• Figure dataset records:
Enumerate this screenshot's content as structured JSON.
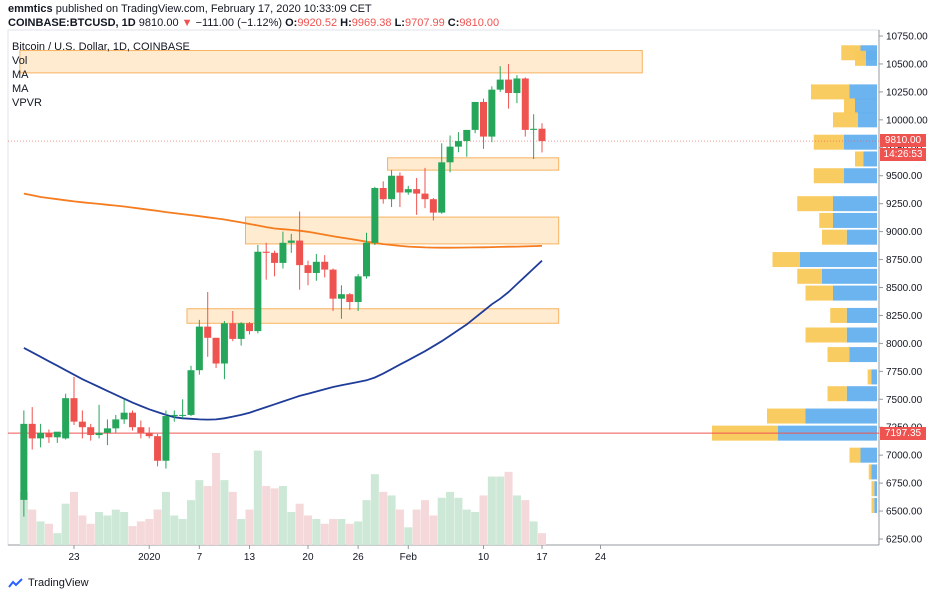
{
  "header": {
    "user": "emmtics",
    "published_text": "published on TradingView.com, February 17, 2020 10:33:09 CET"
  },
  "ohlc_bar": {
    "symbol": "COINBASE:BTCUSD, 1D",
    "last": "9810.00",
    "arrow": "▼",
    "change": "−111.00 (−1.12%)",
    "o_label": "O:",
    "o": "9920.52",
    "h_label": "H:",
    "h": "9969.38",
    "l_label": "L:",
    "l": "9707.99",
    "c_label": "C:",
    "c": "9810.00"
  },
  "legend": {
    "title": "Bitcoin / U.S. Dollar, 1D, COINBASE",
    "items": [
      "Vol",
      "MA",
      "MA",
      "VPVR"
    ]
  },
  "price_tags": {
    "last_price": "9810.00",
    "countdown": "14:26:53",
    "marked_level": "7197.35"
  },
  "footer": {
    "brand": "TradingView"
  },
  "colors": {
    "up": "#26a65b",
    "down": "#ef5350",
    "ma_fast": "#f57c1f",
    "ma_slow": "#1f3c99",
    "zone_fill": "#ffe6c4",
    "zone_border": "#f7b260",
    "vpvr_up": "#64b0ee",
    "vpvr_down": "#f9c958",
    "vol_up": "#cde8d6",
    "vol_down": "#f4d8da"
  },
  "chart_data": {
    "type": "candlestick",
    "y_axis": {
      "range": [
        6250,
        10750
      ],
      "ticks": [
        10750,
        10500,
        10250,
        10000,
        9750,
        9500,
        9250,
        9000,
        8750,
        8500,
        8250,
        8000,
        7750,
        7500,
        7250,
        7000,
        6750,
        6500,
        6250
      ],
      "tick_labels": [
        "10750.00",
        "10500.00",
        "10250.00",
        "10000.00",
        "9750.00",
        "9500.00",
        "9250.00",
        "9000.00",
        "8750.00",
        "8500.00",
        "8250.00",
        "8000.00",
        "7750.00",
        "7500.00",
        "7250.00",
        "7000.00",
        "6750.00",
        "6500.00",
        "6250.00"
      ]
    },
    "x_axis": {
      "start": "2019-12-17",
      "end": "2020-02-29",
      "ticks": [
        {
          "date": "2019-12-23",
          "label": "23"
        },
        {
          "date": "2020-01-01",
          "label": "2020"
        },
        {
          "date": "2020-01-07",
          "label": "7"
        },
        {
          "date": "2020-01-13",
          "label": "13"
        },
        {
          "date": "2020-01-20",
          "label": "20"
        },
        {
          "date": "2020-01-26",
          "label": "26"
        },
        {
          "date": "2020-02-01",
          "label": "Feb"
        },
        {
          "date": "2020-02-10",
          "label": "10"
        },
        {
          "date": "2020-02-17",
          "label": "17"
        },
        {
          "date": "2020-02-24",
          "label": "24"
        }
      ]
    },
    "candles": [
      {
        "date": "2019-12-17",
        "o": 6600,
        "h": 7400,
        "l": 6450,
        "c": 7280
      },
      {
        "date": "2019-12-18",
        "o": 7280,
        "h": 7430,
        "l": 7050,
        "c": 7150
      },
      {
        "date": "2019-12-19",
        "o": 7150,
        "h": 7280,
        "l": 7070,
        "c": 7200
      },
      {
        "date": "2019-12-20",
        "o": 7200,
        "h": 7230,
        "l": 7110,
        "c": 7160
      },
      {
        "date": "2019-12-21",
        "o": 7160,
        "h": 7200,
        "l": 7110,
        "c": 7210
      },
      {
        "date": "2019-12-22",
        "o": 7150,
        "h": 7550,
        "l": 7140,
        "c": 7510
      },
      {
        "date": "2019-12-23",
        "o": 7510,
        "h": 7700,
        "l": 7270,
        "c": 7300
      },
      {
        "date": "2019-12-24",
        "o": 7300,
        "h": 7400,
        "l": 7150,
        "c": 7250
      },
      {
        "date": "2019-12-25",
        "o": 7250,
        "h": 7280,
        "l": 7130,
        "c": 7180
      },
      {
        "date": "2019-12-26",
        "o": 7180,
        "h": 7450,
        "l": 7150,
        "c": 7200
      },
      {
        "date": "2019-12-27",
        "o": 7200,
        "h": 7320,
        "l": 7090,
        "c": 7240
      },
      {
        "date": "2019-12-28",
        "o": 7240,
        "h": 7360,
        "l": 7200,
        "c": 7320
      },
      {
        "date": "2019-12-29",
        "o": 7320,
        "h": 7500,
        "l": 7280,
        "c": 7380
      },
      {
        "date": "2019-12-30",
        "o": 7380,
        "h": 7400,
        "l": 7220,
        "c": 7250
      },
      {
        "date": "2019-12-31",
        "o": 7250,
        "h": 7310,
        "l": 7150,
        "c": 7200
      },
      {
        "date": "2020-01-01",
        "o": 7200,
        "h": 7250,
        "l": 7150,
        "c": 7170
      },
      {
        "date": "2020-01-02",
        "o": 7170,
        "h": 7190,
        "l": 6900,
        "c": 6950
      },
      {
        "date": "2020-01-03",
        "o": 6950,
        "h": 7400,
        "l": 6880,
        "c": 7350
      },
      {
        "date": "2020-01-04",
        "o": 7350,
        "h": 7400,
        "l": 7300,
        "c": 7360
      },
      {
        "date": "2020-01-05",
        "o": 7360,
        "h": 7500,
        "l": 7330,
        "c": 7360
      },
      {
        "date": "2020-01-06",
        "o": 7360,
        "h": 7800,
        "l": 7350,
        "c": 7760
      },
      {
        "date": "2020-01-07",
        "o": 7760,
        "h": 8210,
        "l": 7720,
        "c": 8150
      },
      {
        "date": "2020-01-08",
        "o": 8150,
        "h": 8460,
        "l": 7880,
        "c": 8050
      },
      {
        "date": "2020-01-09",
        "o": 8050,
        "h": 8050,
        "l": 7780,
        "c": 7820
      },
      {
        "date": "2020-01-10",
        "o": 7820,
        "h": 8200,
        "l": 7680,
        "c": 8180
      },
      {
        "date": "2020-01-11",
        "o": 8180,
        "h": 8290,
        "l": 8020,
        "c": 8040
      },
      {
        "date": "2020-01-12",
        "o": 8040,
        "h": 8190,
        "l": 7980,
        "c": 8180
      },
      {
        "date": "2020-01-13",
        "o": 8180,
        "h": 8190,
        "l": 8080,
        "c": 8110
      },
      {
        "date": "2020-01-14",
        "o": 8110,
        "h": 8880,
        "l": 8090,
        "c": 8820
      },
      {
        "date": "2020-01-15",
        "o": 8820,
        "h": 8900,
        "l": 8570,
        "c": 8810
      },
      {
        "date": "2020-01-16",
        "o": 8810,
        "h": 8830,
        "l": 8600,
        "c": 8720
      },
      {
        "date": "2020-01-17",
        "o": 8720,
        "h": 9000,
        "l": 8670,
        "c": 8900
      },
      {
        "date": "2020-01-18",
        "o": 8900,
        "h": 8980,
        "l": 8810,
        "c": 8920
      },
      {
        "date": "2020-01-19",
        "o": 8920,
        "h": 9180,
        "l": 8480,
        "c": 8700
      },
      {
        "date": "2020-01-20",
        "o": 8700,
        "h": 8740,
        "l": 8520,
        "c": 8630
      },
      {
        "date": "2020-01-21",
        "o": 8630,
        "h": 8800,
        "l": 8560,
        "c": 8730
      },
      {
        "date": "2020-01-22",
        "o": 8730,
        "h": 8790,
        "l": 8590,
        "c": 8660
      },
      {
        "date": "2020-01-23",
        "o": 8660,
        "h": 8670,
        "l": 8290,
        "c": 8400
      },
      {
        "date": "2020-01-24",
        "o": 8400,
        "h": 8520,
        "l": 8220,
        "c": 8440
      },
      {
        "date": "2020-01-25",
        "o": 8440,
        "h": 8450,
        "l": 8300,
        "c": 8370
      },
      {
        "date": "2020-01-26",
        "o": 8370,
        "h": 8620,
        "l": 8290,
        "c": 8600
      },
      {
        "date": "2020-01-27",
        "o": 8600,
        "h": 8990,
        "l": 8580,
        "c": 8900
      },
      {
        "date": "2020-01-28",
        "o": 8900,
        "h": 9400,
        "l": 8880,
        "c": 9390
      },
      {
        "date": "2020-01-29",
        "o": 9390,
        "h": 9450,
        "l": 9250,
        "c": 9290
      },
      {
        "date": "2020-01-30",
        "o": 9290,
        "h": 9550,
        "l": 9220,
        "c": 9500
      },
      {
        "date": "2020-01-31",
        "o": 9500,
        "h": 9530,
        "l": 9220,
        "c": 9350
      },
      {
        "date": "2020-02-01",
        "o": 9350,
        "h": 9410,
        "l": 9330,
        "c": 9380
      },
      {
        "date": "2020-02-02",
        "o": 9380,
        "h": 9480,
        "l": 9150,
        "c": 9340
      },
      {
        "date": "2020-02-03",
        "o": 9340,
        "h": 9570,
        "l": 9210,
        "c": 9290
      },
      {
        "date": "2020-02-04",
        "o": 9290,
        "h": 9300,
        "l": 9100,
        "c": 9170
      },
      {
        "date": "2020-02-05",
        "o": 9170,
        "h": 9790,
        "l": 9160,
        "c": 9620
      },
      {
        "date": "2020-02-06",
        "o": 9620,
        "h": 9860,
        "l": 9530,
        "c": 9760
      },
      {
        "date": "2020-02-07",
        "o": 9760,
        "h": 9890,
        "l": 9710,
        "c": 9810
      },
      {
        "date": "2020-02-08",
        "o": 9810,
        "h": 9900,
        "l": 9670,
        "c": 9910
      },
      {
        "date": "2020-02-09",
        "o": 9910,
        "h": 10150,
        "l": 9880,
        "c": 10160
      },
      {
        "date": "2020-02-10",
        "o": 10160,
        "h": 10190,
        "l": 9740,
        "c": 9850
      },
      {
        "date": "2020-02-11",
        "o": 9850,
        "h": 10300,
        "l": 9800,
        "c": 10270
      },
      {
        "date": "2020-02-12",
        "o": 10270,
        "h": 10480,
        "l": 10250,
        "c": 10360
      },
      {
        "date": "2020-02-13",
        "o": 10360,
        "h": 10500,
        "l": 10100,
        "c": 10240
      },
      {
        "date": "2020-02-14",
        "o": 10240,
        "h": 10400,
        "l": 10150,
        "c": 10370
      },
      {
        "date": "2020-02-15",
        "o": 10370,
        "h": 10380,
        "l": 9850,
        "c": 9910
      },
      {
        "date": "2020-02-16",
        "o": 9910,
        "h": 10050,
        "l": 9650,
        "c": 9920
      },
      {
        "date": "2020-02-17",
        "o": 9920.52,
        "h": 9969.38,
        "l": 9707.99,
        "c": 9810
      }
    ],
    "volume_relative": [
      0.45,
      0.3,
      0.2,
      0.18,
      0.1,
      0.35,
      0.45,
      0.25,
      0.18,
      0.28,
      0.25,
      0.3,
      0.28,
      0.16,
      0.2,
      0.22,
      0.3,
      0.45,
      0.25,
      0.22,
      0.38,
      0.55,
      0.5,
      0.78,
      0.55,
      0.45,
      0.22,
      0.3,
      0.8,
      0.5,
      0.48,
      0.5,
      0.28,
      0.35,
      0.25,
      0.22,
      0.18,
      0.22,
      0.22,
      0.18,
      0.2,
      0.38,
      0.6,
      0.45,
      0.42,
      0.3,
      0.15,
      0.3,
      0.38,
      0.25,
      0.4,
      0.45,
      0.4,
      0.3,
      0.28,
      0.42,
      0.58,
      0.58,
      0.62,
      0.42,
      0.38,
      0.2,
      0.1
    ],
    "ma_fast": {
      "from": "2019-12-17",
      "values": [
        9340,
        9325,
        9310,
        9300,
        9290,
        9280,
        9270,
        9262,
        9255,
        9248,
        9240,
        9233,
        9225,
        9215,
        9205,
        9195,
        9185,
        9175,
        9166,
        9157,
        9148,
        9138,
        9128,
        9118,
        9108,
        9095,
        9082,
        9068,
        9055,
        9040,
        9028,
        9022,
        9015,
        9008,
        8998,
        8985,
        8972,
        8958,
        8946,
        8935,
        8922,
        8910,
        8898,
        8888,
        8880,
        8872,
        8866,
        8862,
        8859,
        8857,
        8856,
        8856,
        8857,
        8858,
        8859,
        8860,
        8861,
        8863,
        8865,
        8866,
        8868,
        8870,
        8872
      ]
    },
    "ma_slow": {
      "from": "2019-12-17",
      "values": [
        7960,
        7920,
        7880,
        7840,
        7800,
        7760,
        7720,
        7680,
        7645,
        7610,
        7575,
        7540,
        7505,
        7470,
        7440,
        7410,
        7385,
        7360,
        7340,
        7330,
        7325,
        7320,
        7318,
        7320,
        7330,
        7345,
        7360,
        7380,
        7405,
        7430,
        7455,
        7480,
        7505,
        7530,
        7550,
        7570,
        7590,
        7610,
        7625,
        7640,
        7655,
        7670,
        7695,
        7730,
        7770,
        7810,
        7850,
        7890,
        7930,
        7975,
        8020,
        8070,
        8120,
        8170,
        8230,
        8290,
        8350,
        8400,
        8460,
        8530,
        8600,
        8670,
        8740
      ]
    },
    "zones": [
      {
        "from": "2019-12-17",
        "to": "2020-02-29",
        "low": 10420,
        "high": 10620
      },
      {
        "from": "2020-01-30",
        "to": "2020-02-19",
        "low": 9550,
        "high": 9660
      },
      {
        "from": "2020-01-13",
        "to": "2020-02-19",
        "low": 8890,
        "high": 9130
      },
      {
        "from": "2020-01-06",
        "to": "2020-02-19",
        "low": 8180,
        "high": 8310
      }
    ],
    "vpvr": [
      {
        "price": 10600,
        "up": 0.3,
        "down": 0.35
      },
      {
        "price": 10550,
        "up": 0.2,
        "down": 0.2
      },
      {
        "price": 10250,
        "up": 0.5,
        "down": 0.7
      },
      {
        "price": 10125,
        "up": 0.4,
        "down": 0.2
      },
      {
        "price": 10000,
        "up": 0.35,
        "down": 0.45
      },
      {
        "price": 9800,
        "up": 0.6,
        "down": 0.55
      },
      {
        "price": 9650,
        "up": 0.25,
        "down": 0.15
      },
      {
        "price": 9500,
        "up": 0.6,
        "down": 0.55
      },
      {
        "price": 9250,
        "up": 0.8,
        "down": 0.65
      },
      {
        "price": 9100,
        "up": 0.8,
        "down": 0.25
      },
      {
        "price": 8950,
        "up": 0.55,
        "down": 0.45
      },
      {
        "price": 8750,
        "up": 1.4,
        "down": 0.5
      },
      {
        "price": 8600,
        "up": 1.0,
        "down": 0.45
      },
      {
        "price": 8450,
        "up": 0.8,
        "down": 0.5
      },
      {
        "price": 8250,
        "up": 0.55,
        "down": 0.3
      },
      {
        "price": 8075,
        "up": 0.55,
        "down": 0.75
      },
      {
        "price": 7900,
        "up": 0.5,
        "down": 0.4
      },
      {
        "price": 7700,
        "up": 0.1,
        "down": 0.07
      },
      {
        "price": 7550,
        "up": 0.55,
        "down": 0.35
      },
      {
        "price": 7350,
        "up": 1.3,
        "down": 0.7
      },
      {
        "price": 7197,
        "up": 1.8,
        "down": 1.2
      },
      {
        "price": 7000,
        "up": 0.3,
        "down": 0.2
      },
      {
        "price": 6850,
        "up": 0.1,
        "down": 0.05
      },
      {
        "price": 6700,
        "up": 0.05,
        "down": 0.05
      },
      {
        "price": 6550,
        "up": 0.05,
        "down": 0.05
      }
    ],
    "last_price": 9810,
    "marked_level": 7197.35
  }
}
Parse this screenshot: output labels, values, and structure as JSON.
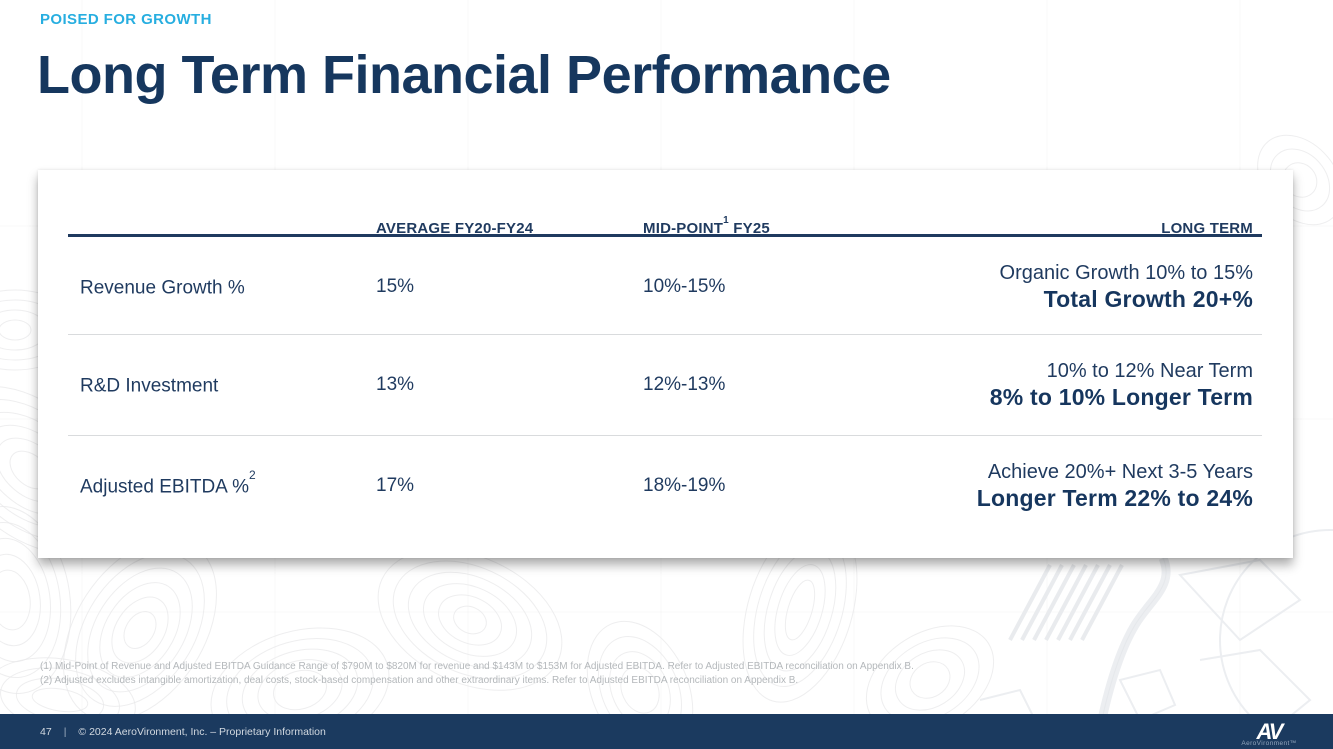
{
  "slide": {
    "eyebrow": "POISED FOR GROWTH",
    "title": "Long Term Financial Performance"
  },
  "table": {
    "col_headers": {
      "average": "AVERAGE FY20-FY24",
      "midpoint_pre": "MID-POINT",
      "midpoint_sup": "1",
      "midpoint_post": " FY25",
      "long_term": "LONG TERM"
    },
    "rows": [
      {
        "label": "Revenue Growth %",
        "label_sup": "",
        "average": "15%",
        "midpoint": "10%-15%",
        "long_term_line1": "Organic Growth 10% to 15%",
        "long_term_line2": "Total Growth 20+%"
      },
      {
        "label": "R&D Investment",
        "label_sup": "",
        "average": "13%",
        "midpoint": "12%-13%",
        "long_term_line1": "10% to 12% Near Term",
        "long_term_line2": "8% to 10% Longer Term"
      },
      {
        "label": "Adjusted EBITDA %",
        "label_sup": "2",
        "average": "17%",
        "midpoint": "18%-19%",
        "long_term_line1": "Achieve 20%+ Next 3-5 Years",
        "long_term_line2": "Longer Term 22% to 24%"
      }
    ]
  },
  "footnotes": {
    "line1": "(1) Mid-Point of Revenue and Adjusted EBITDA Guidance Range of $790M to $820M for revenue and $143M to $153M for Adjusted EBITDA. Refer to Adjusted EBITDA reconciliation on Appendix B.",
    "line2": "(2) Adjusted excludes intangible amortization, deal costs, stock-based compensation and other extraordinary items. Refer to Adjusted EBITDA reconciliation on Appendix B."
  },
  "footer": {
    "page_number": "47",
    "separator": "|",
    "copyright": "© 2024 AeroVironment, Inc. – Proprietary Information",
    "logo": "AV",
    "logo_subtext": "AeroVironment™"
  },
  "colors": {
    "accent_cyan": "#27AEE0",
    "navy_text": "#16375E",
    "table_rule_navy": "#1F3A5F",
    "divider_gray": "#D9DBDD",
    "footnote_gray": "#B4B8BB",
    "footer_navy": "#1B3A5F"
  }
}
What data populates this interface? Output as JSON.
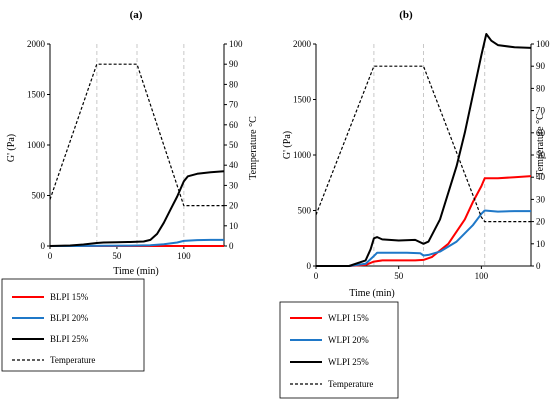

• WORK INSTRUCTIONS:
The lines to copy run from the line containing "Parse this screenshot: output" through the end of the data above; copy exactly those, minus the pictures.

• OUTPUT:
Parse this screenshot: output labels, values, and structure as JSON.
{
  "slide": {
    "eyebrow": "POISED FOR GROWTH",
    "title": "Long Term Financial Performance"
  },
  "table": {
    "col_headers": {
      "average": "AVERAGE FY20-FY24",
      "midpoint_pre": "MID-POINT",
      "midpoint_sup": "1",
      "midpoint_post": " FY25",
      "long_term": "LONG TERM"
    },
    "rows": [
      {
        "label": "Revenue Growth %",
        "label_sup": "",
        "average": "15%",
        "midpoint": "10%-15%",
        "long_term_line1": "Organic Growth 10% to 15%",
        "long_term_line2": "Total Growth 20+%"
      },
      {
        "label": "R&D Investment",
        "label_sup": "",
        "average": "13%",
        "midpoint": "12%-13%",
        "long_term_line1": "10% to 12% Near Term",
        "long_term_line2": "8% to 10% Longer Term"
      },
      {
        "label": "Adjusted EBITDA %",
        "label_sup": "2",
        "average": "17%",
        "midpoint": "18%-19%",
        "long_term_line1": "Achieve 20%+ Next 3-5 Years",
        "long_term_line2": "Longer Term 22% to 24%"
      }
    ]
  },
  "footnotes": {
    "line1": "(1) Mid-Point of Revenue and Adjusted EBITDA Guidance Range of $790M to $820M for revenue and $143M to $153M for Adjusted EBITDA. Refer to Adjusted EBITDA reconciliation on Appendix B.",
    "line2": "(2) Adjusted excludes intangible amortization, deal costs, stock-based compensation and other extraordinary items. Refer to Adjusted EBITDA reconciliation on Appendix B."
  },
  "footer": {
    "page_number": "47",
    "separator": "|",
    "copyright": "© 2024 AeroVironment, Inc. – Proprietary Information",
    "logo": "AV",
    "logo_subtext": "AeroVironment™"
  },
  "colors": {
    "accent_cyan": "#27AEE0",
    "navy_text": "#16375E",
    "table_rule_navy": "#1F3A5F",
    "divider_gray": "#D9DBDD",
    "footnote_gray": "#B4B8BB",
    "footer_navy": "#1B3A5F"
  }
}
What data populates this interface? Output as JSON.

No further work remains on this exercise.